§ **ENTRIES PROVIDED**:
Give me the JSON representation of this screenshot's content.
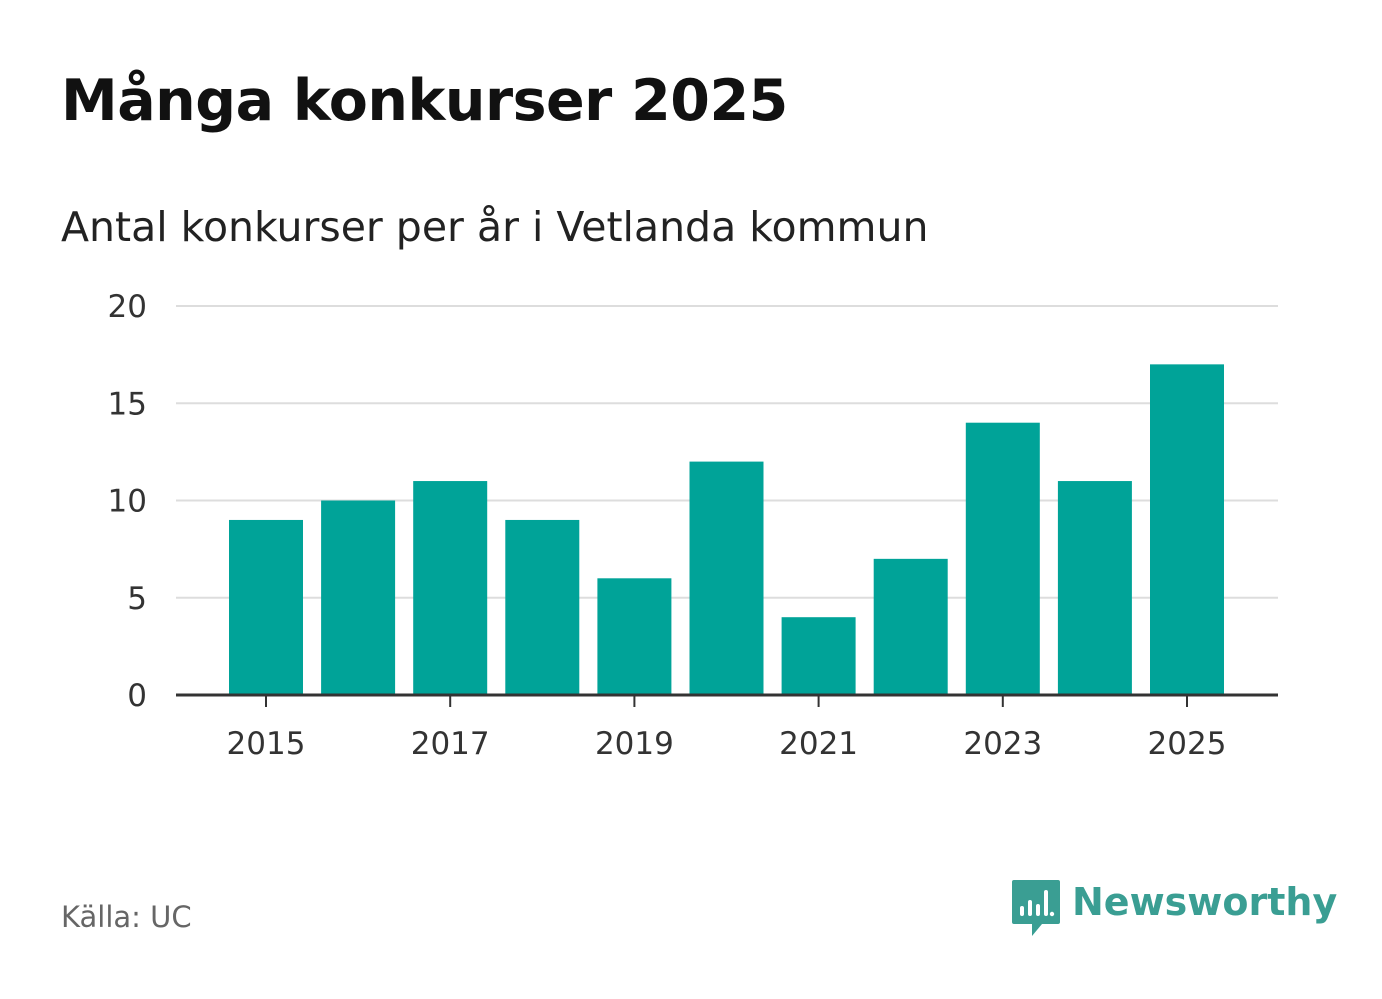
{
  "header": {
    "title": "Många konkurser 2025",
    "subtitle": "Antal konkurser per år i Vetlanda kommun"
  },
  "footer": {
    "source": "Källa: UC",
    "brand": "Newsworthy",
    "brand_icon": "newsworthy-logo-icon"
  },
  "colors": {
    "bar": "#00a398",
    "grid": "#dddddd",
    "axis": "#333333",
    "brand": "#3a9e93"
  },
  "chart_data": {
    "type": "bar",
    "title": "Antal konkurser per år i Vetlanda kommun",
    "xlabel": "",
    "ylabel": "",
    "categories": [
      "2015",
      "2016",
      "2017",
      "2018",
      "2019",
      "2020",
      "2021",
      "2022",
      "2023",
      "2024",
      "2025"
    ],
    "values": [
      9,
      10,
      11,
      9,
      6,
      12,
      4,
      7,
      14,
      11,
      17
    ],
    "ylim": [
      0,
      20
    ],
    "yticks": [
      0,
      5,
      10,
      15,
      20
    ],
    "xticks": [
      "2015",
      "2017",
      "2019",
      "2021",
      "2023",
      "2025"
    ],
    "grid": true,
    "legend": "none"
  }
}
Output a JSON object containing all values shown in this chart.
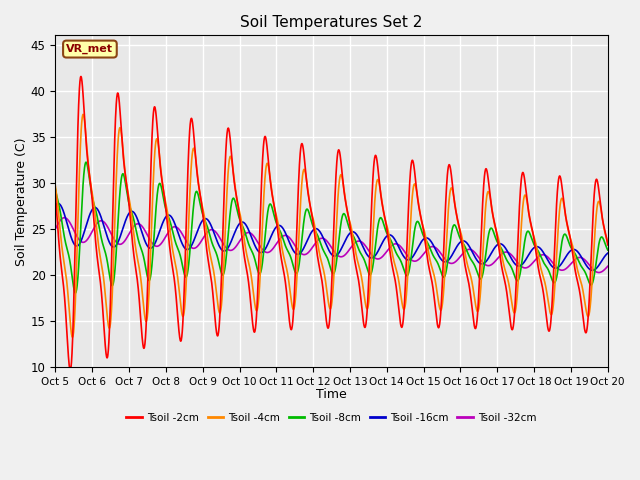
{
  "title": "Soil Temperatures Set 2",
  "xlabel": "Time",
  "ylabel": "Soil Temperature (C)",
  "ylim": [
    10,
    46
  ],
  "xlim": [
    0,
    15
  ],
  "xtick_labels": [
    "Oct 5",
    "Oct 6",
    "Oct 7",
    "Oct 8",
    "Oct 9",
    "Oct 10",
    "Oct 11",
    "Oct 12",
    "Oct 13",
    "Oct 14",
    "Oct 15",
    "Oct 16",
    "Oct 17",
    "Oct 18",
    "Oct 19",
    "Oct 20"
  ],
  "ytick_values": [
    10,
    15,
    20,
    25,
    30,
    35,
    40,
    45
  ],
  "series_colors": [
    "#ff0000",
    "#ff8800",
    "#00bb00",
    "#0000cc",
    "#bb00bb"
  ],
  "series_labels": [
    "Tsoil -2cm",
    "Tsoil -4cm",
    "Tsoil -8cm",
    "Tsoil -16cm",
    "Tsoil -32cm"
  ],
  "annotation_text": "VR_met",
  "background_color": "#e8e8e8",
  "fig_bg_color": "#f0f0f0"
}
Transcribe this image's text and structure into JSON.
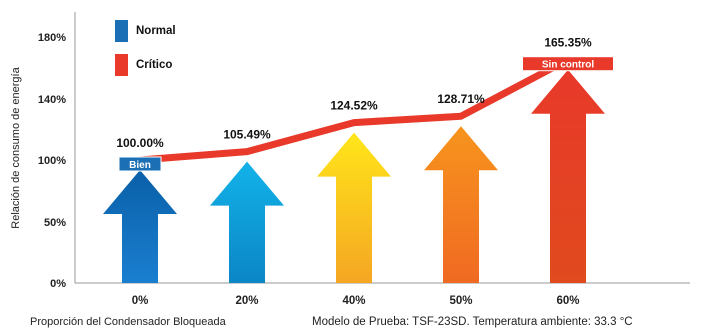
{
  "chart_data": {
    "type": "bar",
    "ylabel": "Relación de consumo de energía",
    "xlabel": "Proporción del Condensador Bloqueada",
    "note": "Modelo de Prueba: TSF-23SD. Temperatura ambiente: 33.3 °C",
    "categories": [
      "0%",
      "20%",
      "40%",
      "50%",
      "60%"
    ],
    "values": [
      100.0,
      105.49,
      124.52,
      128.71,
      165.35
    ],
    "value_labels": [
      "100.00%",
      "105.49%",
      "124.52%",
      "128.71%",
      "165.35%"
    ],
    "y_ticks": [
      "0%",
      "50%",
      "100%",
      "140%",
      "180%"
    ],
    "legend": [
      {
        "name": "Normal",
        "color": "#1a6fb5"
      },
      {
        "name": "Crítico",
        "color": "#e8392a"
      }
    ],
    "status_labels": [
      {
        "index": 0,
        "text": "Bien",
        "color": "#1a6fb5"
      },
      {
        "index": 4,
        "text": "Sin control",
        "color": "#e8392a"
      }
    ],
    "arrow_colors": [
      {
        "top": "#0a5fa8",
        "bottom": "#1a7fd0"
      },
      {
        "top": "#12b2e8",
        "bottom": "#0b86c6"
      },
      {
        "top": "#ffe61a",
        "bottom": "#f5a623"
      },
      {
        "top": "#f7941d",
        "bottom": "#f06a22"
      },
      {
        "top": "#e8392a",
        "bottom": "#e04a1e"
      }
    ],
    "line_color": "#e8392a"
  }
}
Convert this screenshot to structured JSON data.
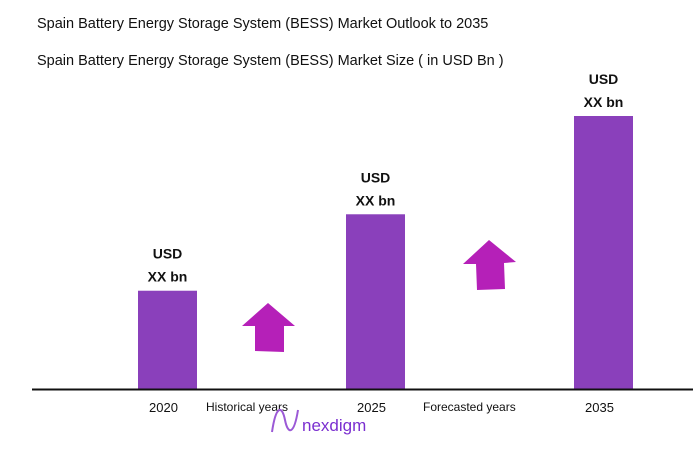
{
  "chart_data": {
    "type": "bar",
    "title": "Spain Battery Energy Storage System (BESS) Market Outlook to 2035",
    "subtitle": "Spain Battery Energy Storage System (BESS) Market Size ( in USD Bn )",
    "categories": [
      "2020",
      "2025",
      "2035"
    ],
    "relative_values": [
      0.36,
      0.64,
      1.0
    ],
    "data_labels": [
      [
        "USD",
        "XX bn"
      ],
      [
        "USD",
        "XX bn"
      ],
      [
        "USD",
        "XX bn"
      ]
    ],
    "annotations": [
      "Historical years",
      "Forecasted years"
    ],
    "grid": false,
    "colors": {
      "bar": "#8a40bb",
      "arrow": "#b520b8",
      "axis": "#111111"
    }
  },
  "logo": {
    "text": "nexdigm",
    "color": "#7b2fd0"
  }
}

§ **EXERCISE TASK**:
Extract only the lines from the one that contains "Convert this screenshot" through the end of the records, inclusive, and omit every picture.

§ **COMPLETED EXERCISE**:
Convert this screenshot to structured JSON data.
{
  "chart_data": {
    "type": "bar",
    "title": "Spain Battery Energy Storage System (BESS) Market Outlook to 2035",
    "subtitle": "Spain Battery Energy Storage System (BESS) Market Size ( in USD Bn )",
    "categories": [
      "2020",
      "2025",
      "2035"
    ],
    "relative_values": [
      0.36,
      0.64,
      1.0
    ],
    "data_labels": [
      [
        "USD",
        "XX bn"
      ],
      [
        "USD",
        "XX bn"
      ],
      [
        "USD",
        "XX bn"
      ]
    ],
    "annotations": [
      "Historical years",
      "Forecasted years"
    ],
    "grid": false,
    "colors": {
      "bar": "#8a40bb",
      "arrow": "#b520b8",
      "axis": "#111111"
    }
  },
  "logo": {
    "text": "nexdigm",
    "color": "#7b2fd0"
  }
}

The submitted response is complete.